REQUIRED WORK:
Look for "dùng" in the listing below. Gather each line that contains it.

Data items:
◆ ◆ ◆ ◆ ◆
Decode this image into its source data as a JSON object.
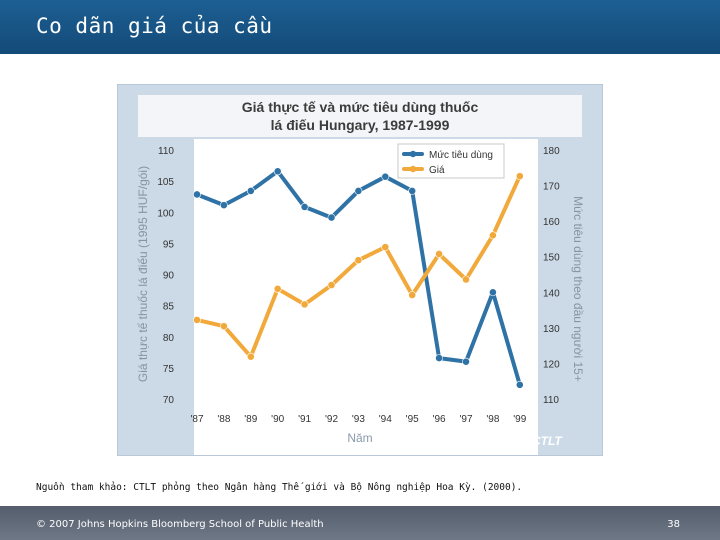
{
  "slide": {
    "title": "Co dãn giá của cầu",
    "source": "Nguồn tham khảo: CTLT phỏng theo Ngân hàng Thế giới và Bộ Nông nghiệp Hoa Kỳ. (2000).",
    "copyright": "© 2007 Johns Hopkins Bloomberg School of Public Health",
    "page_number": "38",
    "brand": "CTLT",
    "brand_icon": "ctlt-logo-icon",
    "colors": {
      "header": "#1a5a8c",
      "footer": "#5f6876",
      "consumption_line": "#2f72a6",
      "price_line": "#f2a93b",
      "panel": "#ccdae7"
    }
  },
  "chart_data": {
    "type": "line",
    "title_line1": "Giá thực tế và mức tiêu dùng thuốc",
    "title_line2": "lá điếu Hungary, 1987-1999",
    "xlabel": "Năm",
    "ylabel_left": "Giá thực tế thuốc lá điếu (1995 HUF/gói)",
    "ylabel_right": "Mức tiêu dùng theo đầu người 15+",
    "categories": [
      "'87",
      "'88",
      "'89",
      "'90",
      "'91",
      "'92",
      "'93",
      "'94",
      "'95",
      "'96",
      "'97",
      "'98",
      "'99"
    ],
    "left_axis": {
      "min": 70,
      "max": 110,
      "ticks": [
        110,
        105,
        100,
        95,
        90,
        85,
        80,
        75,
        70
      ]
    },
    "right_axis": {
      "min": 110,
      "max": 180,
      "ticks": [
        180,
        170,
        160,
        150,
        140,
        130,
        120,
        110
      ]
    },
    "legend": {
      "position": "top-right",
      "entries": [
        "Mức tiêu dùng",
        "Giá"
      ]
    },
    "series": [
      {
        "name": "Mức tiêu dùng",
        "axis": "right",
        "values": [
          167.5,
          164.5,
          168.5,
          174,
          164,
          161,
          168.5,
          172.5,
          168.5,
          121.5,
          120.5,
          140,
          114
        ]
      },
      {
        "name": "Giá",
        "axis": "left",
        "values": [
          82.7,
          81.7,
          76.8,
          87.7,
          85.2,
          88.3,
          92.3,
          94.4,
          86.7,
          93.3,
          89.2,
          96.3,
          105.8
        ]
      }
    ]
  }
}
◆ ◆ ◆ ◆ ◆
EXERCISE ANSWER:
    "title_line1": "Giá thực tế và mức tiêu dùng thuốc",
    "ylabel_right": "Mức tiêu dùng theo đầu người 15+",
        "Mức tiêu dùng",
        "name": "Mức tiêu dùng",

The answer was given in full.